— begin Records provided —

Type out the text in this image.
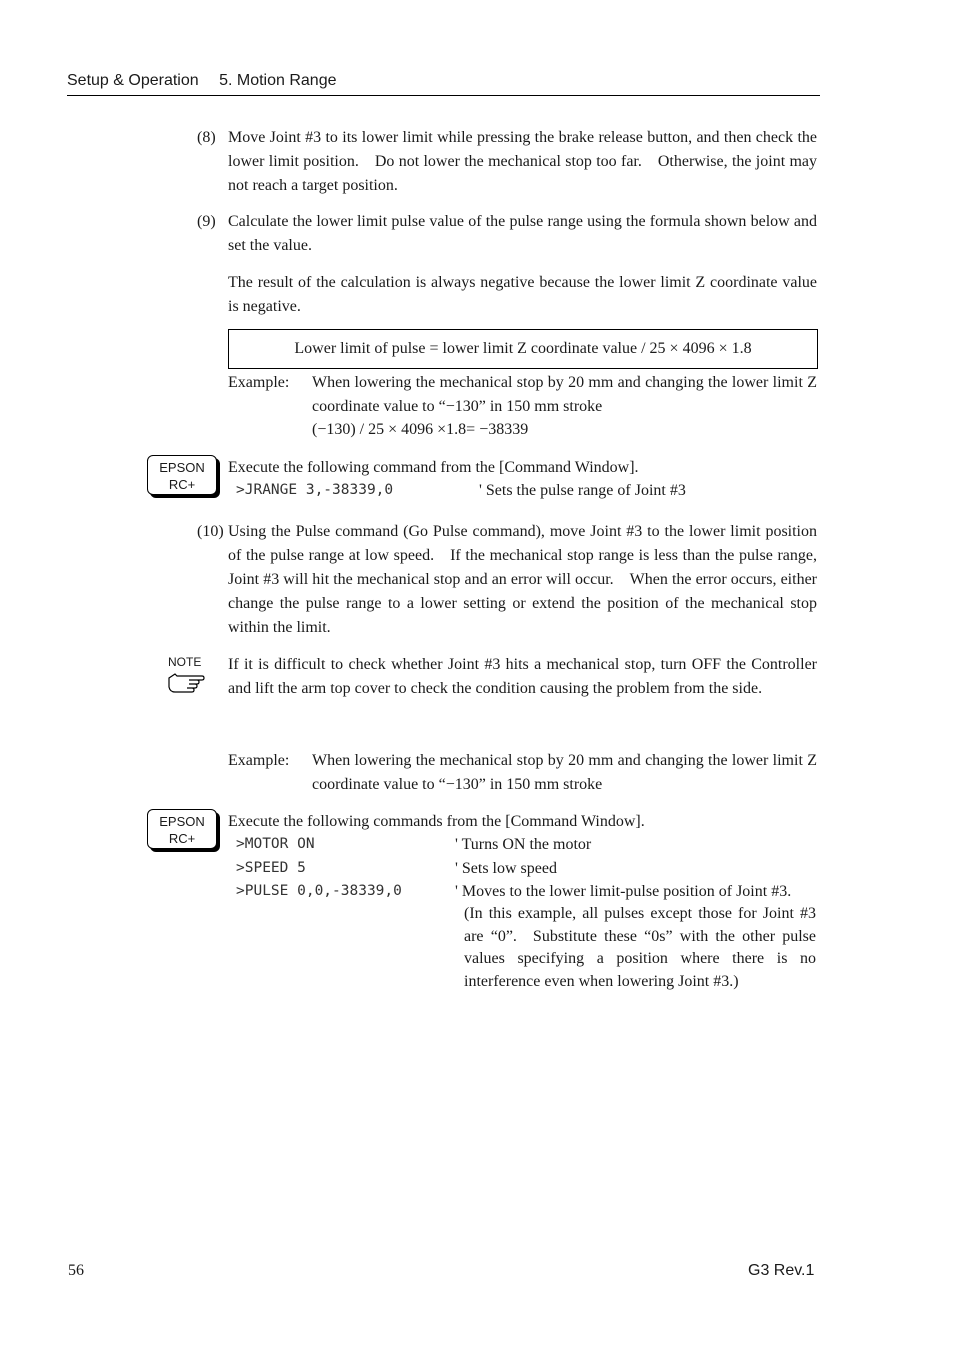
Setup & Operation 5. Motion Range
(8) Move Joint #3 to its lower limit while pressing the brake release button, and then check the lower limit position. Do not lower the mechanical stop too far. Otherwise, the joint may not reach a target position.

(9) Calculate the lower limit pulse value of the pulse range using the formula shown below and set the value.

The result of the calculation is always negative because the lower limit Z coordinate value is negative.

Lower limit of pulse = lower limit Z coordinate value / 25 × 4096 × 1.8
Example: When lowering the mechanical stop by 20 mm and changing the lower limit Z coordinate value to “−130” in 150 mm stroke

(−130) / 25 × 4096 ×1.8= −38339
EPSON
RC+
Execute the following command from the [Command Window].
>JRANGE 3,-38339,0	' Sets the pulse range of Joint #3
(10) Using the Pulse command (Go Pulse command), move Joint #3 to the lower limit position of the pulse range at low speed. If the mechanical stop range is less than the pulse range, Joint #3 will hit the mechanical stop and an error will occur. When the error occurs, either change the pulse range to a lower setting or extend the position of the mechanical stop within the limit.

NOTE If it is difficult to check whether Joint #3 hits a mechanical stop, turn OFF the Controller and lift the arm top cover to check the condition causing the problem from the side.

Example: When lowering the mechanical stop by 20 mm and changing the lower limit Z coordinate value to “−130” in 150 mm stroke

EPSON
RC+
Execute the following commands from the [Command Window].
>MOTOR ON	' Turns ON the motor
>SPEED 5	' Sets low speed
>PULSE 0,0,-38339,0	' Moves to the lower limit-pulse position of Joint #3.

(In this example, all pulses except those for Joint #3 are “0”. Substitute these “0s” with the other pulse values specifying a position where there is no interference even when lowering Joint #3.)

56	G3 Rev.1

— end Records provided —

_Objective_.
Reproduce the data word for word, excluding its pictures.

_Solution below_.
Type out the text in this image.
Setup & Operation 5. Motion Range
(8) Move Joint #3 to its lower limit while pressing the brake release button, and then check the lower limit position. Do not lower the mechanical stop too far. Otherwise, the joint may not reach a target position.

(9) Calculate the lower limit pulse value of the pulse range using the formula shown below and set the value.

The result of the calculation is always negative because the lower limit Z coordinate value is negative.

Lower limit of pulse = lower limit Z coordinate value / 25 × 4096 × 1.8
Example: When lowering the mechanical stop by 20 mm and changing the lower limit Z coordinate value to “−130” in 150 mm stroke

(−130) / 25 × 4096 ×1.8= −38339
EPSON
RC+
Execute the following command from the [Command Window].
>JRANGE 3,-38339,0	' Sets the pulse range of Joint #3
(10) Using the Pulse command (Go Pulse command), move Joint #3 to the lower limit position of the pulse range at low speed. If the mechanical stop range is less than the pulse range, Joint #3 will hit the mechanical stop and an error will occur. When the error occurs, either change the pulse range to a lower setting or extend the position of the mechanical stop within the limit.

NOTE If it is difficult to check whether Joint #3 hits a mechanical stop, turn OFF the Controller and lift the arm top cover to check the condition causing the problem from the side.

Example: When lowering the mechanical stop by 20 mm and changing the lower limit Z coordinate value to “−130” in 150 mm stroke

EPSON
RC+
Execute the following commands from the [Command Window].
>MOTOR ON	' Turns ON the motor
>SPEED 5	' Sets low speed
>PULSE 0,0,-38339,0	' Moves to the lower limit-pulse position of Joint #3.

(In this example, all pulses except those for Joint #3 are “0”. Substitute these “0s” with the other pulse values specifying a position where there is no interference even when lowering Joint #3.)

56	G3 Rev.1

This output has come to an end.